> [ENUNCIADO A] Transcreva sem nenhuma alteração as entradas, do início delas até a linha que contém "waveform-bar [481,309,484,325]", com ambas as extremidades incluídas.

─── FONTE

Apesar das ideias inovadoras, o conceito da "aprendizagem baseada em projetos" tem seus críticos.
Alguns, como o professor de física Jussi Tanhuanppa, temem que esse
método não aprofunde suficientemente o conhecimento sobre cada tema - e
que isso dificulte sua jornada rumo à universidade.
Ele dá aulas em Lieto, nos arredores da cidade de Turku. Conta que, de
um grupo de jovens que aprendia matemática em nível avançado após os 16
anos, 30% precisaram voltar ao nível anterior.
Ele também tem medo de que isso acentue a diferença entre os alunos
mais e os menos capazes - uma diferença que, historicamente, é bastante
pequena na Finlândia.
"Essa forma de ensinar é genial para as crianças mais 'brilhantes', que
entendem quais conhecimentos devem ser levados de um experimento",
opina.
"Dá a elas liberdade de aprender no seu próprio ritmo e de tomar o próximo passo quando estão prontas", acrescenta.
"Mas não é a mesma coisa para os alunos que têm menos capacidade de entender e que precisam de maior assistência", ressalva.
Segundo Tanhuanppa, "a diferença entre os mais brilhantes e os menos
capazes já começou a aumentar. E eu tenho medo que isso só piore."
Outros críticos argumentam que isso pode aumentar a carga de trabalho
dos professores e colocar os mais velhos - dotados de menos
connhecimentos digitais - em desvantagem em relação aos mais novos.

──────
─── ENTRADAS FORNECIDAS

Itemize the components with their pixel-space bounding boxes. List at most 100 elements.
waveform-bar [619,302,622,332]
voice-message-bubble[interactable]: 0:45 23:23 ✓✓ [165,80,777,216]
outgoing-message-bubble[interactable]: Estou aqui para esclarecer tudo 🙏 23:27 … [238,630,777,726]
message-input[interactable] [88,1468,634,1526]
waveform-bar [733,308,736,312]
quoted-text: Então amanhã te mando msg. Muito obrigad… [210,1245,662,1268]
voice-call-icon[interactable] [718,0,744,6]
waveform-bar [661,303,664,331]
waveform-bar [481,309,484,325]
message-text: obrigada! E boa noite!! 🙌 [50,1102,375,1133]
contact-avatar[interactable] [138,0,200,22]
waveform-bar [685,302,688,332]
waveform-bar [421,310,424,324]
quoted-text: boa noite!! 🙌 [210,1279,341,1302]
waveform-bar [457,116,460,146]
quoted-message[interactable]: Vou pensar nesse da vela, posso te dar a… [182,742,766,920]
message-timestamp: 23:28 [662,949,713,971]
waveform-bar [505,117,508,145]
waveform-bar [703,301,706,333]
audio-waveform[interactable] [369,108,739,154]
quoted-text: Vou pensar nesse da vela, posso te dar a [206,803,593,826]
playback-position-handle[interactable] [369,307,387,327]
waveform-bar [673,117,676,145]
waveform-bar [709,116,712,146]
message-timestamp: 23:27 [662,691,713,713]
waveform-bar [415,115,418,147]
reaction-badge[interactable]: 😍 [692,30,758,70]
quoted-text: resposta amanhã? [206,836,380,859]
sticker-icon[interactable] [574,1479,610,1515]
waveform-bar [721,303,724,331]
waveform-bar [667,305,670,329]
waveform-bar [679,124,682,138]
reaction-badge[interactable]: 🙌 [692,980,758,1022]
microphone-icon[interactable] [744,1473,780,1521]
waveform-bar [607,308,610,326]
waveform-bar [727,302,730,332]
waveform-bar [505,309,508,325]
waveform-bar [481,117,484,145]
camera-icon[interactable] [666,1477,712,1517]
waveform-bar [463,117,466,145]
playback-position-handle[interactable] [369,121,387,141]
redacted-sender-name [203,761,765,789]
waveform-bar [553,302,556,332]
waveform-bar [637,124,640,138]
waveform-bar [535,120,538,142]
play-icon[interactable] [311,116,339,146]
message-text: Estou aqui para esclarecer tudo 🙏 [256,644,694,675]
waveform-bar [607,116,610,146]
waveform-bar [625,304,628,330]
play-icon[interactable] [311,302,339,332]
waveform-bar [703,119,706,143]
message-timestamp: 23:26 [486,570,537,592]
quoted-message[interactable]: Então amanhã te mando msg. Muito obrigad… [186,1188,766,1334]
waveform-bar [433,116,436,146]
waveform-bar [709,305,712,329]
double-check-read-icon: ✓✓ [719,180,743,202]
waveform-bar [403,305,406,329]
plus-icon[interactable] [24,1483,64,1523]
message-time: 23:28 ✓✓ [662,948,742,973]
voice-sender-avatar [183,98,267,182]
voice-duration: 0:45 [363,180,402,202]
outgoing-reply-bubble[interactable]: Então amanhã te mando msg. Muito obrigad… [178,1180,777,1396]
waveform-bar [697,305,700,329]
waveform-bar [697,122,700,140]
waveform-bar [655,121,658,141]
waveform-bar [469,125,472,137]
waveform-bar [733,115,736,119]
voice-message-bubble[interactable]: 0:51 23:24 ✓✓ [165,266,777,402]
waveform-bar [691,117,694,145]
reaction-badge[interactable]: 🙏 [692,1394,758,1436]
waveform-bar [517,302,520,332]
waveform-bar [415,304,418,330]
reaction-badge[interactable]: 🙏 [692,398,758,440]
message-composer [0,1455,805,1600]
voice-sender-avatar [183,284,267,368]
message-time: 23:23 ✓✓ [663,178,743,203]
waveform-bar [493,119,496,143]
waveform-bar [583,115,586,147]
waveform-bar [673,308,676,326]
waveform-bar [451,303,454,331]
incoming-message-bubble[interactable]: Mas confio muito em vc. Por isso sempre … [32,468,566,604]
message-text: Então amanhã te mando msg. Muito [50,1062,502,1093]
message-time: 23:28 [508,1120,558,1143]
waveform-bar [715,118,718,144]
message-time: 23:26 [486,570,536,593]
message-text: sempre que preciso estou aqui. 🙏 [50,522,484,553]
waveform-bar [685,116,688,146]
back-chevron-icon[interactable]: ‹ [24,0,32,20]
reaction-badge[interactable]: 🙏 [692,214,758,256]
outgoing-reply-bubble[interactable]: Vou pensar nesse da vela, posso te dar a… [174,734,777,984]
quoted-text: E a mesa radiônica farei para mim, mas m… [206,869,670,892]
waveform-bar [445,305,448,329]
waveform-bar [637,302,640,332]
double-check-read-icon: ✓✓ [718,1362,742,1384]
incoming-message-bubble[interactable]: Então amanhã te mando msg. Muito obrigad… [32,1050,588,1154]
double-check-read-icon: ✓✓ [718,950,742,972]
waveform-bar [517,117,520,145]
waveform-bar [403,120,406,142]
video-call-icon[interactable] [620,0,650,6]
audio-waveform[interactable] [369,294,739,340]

──────

> [ENUNCIADO B] De acordo com o texto sobre a aprendizagem baseada em projetos, em que lugar o professor Jussi Tanhuanppa dá aulas?

> [RESOLUÇÃO COMENTADA A]
Itemize the components with their pixel-space bounding boxes. List at most 100 elements.
waveform-bar [619,302,622,332]
voice-message-bubble[interactable]: 0:45 23:23 ✓✓ [165,80,777,216]
outgoing-message-bubble[interactable]: Estou aqui para esclarecer tudo 🙏 23:27 … [238,630,777,726]
message-input[interactable] [88,1468,634,1526]
waveform-bar [733,308,736,312]
quoted-text: Então amanhã te mando msg. Muito obrigad… [210,1245,662,1268]
voice-call-icon[interactable] [718,0,744,6]
waveform-bar [661,303,664,331]
waveform-bar [481,309,484,325]

> [RESOLUÇÃO COMENTADA B] Em Lieto, nos arredores da cidade de Turku.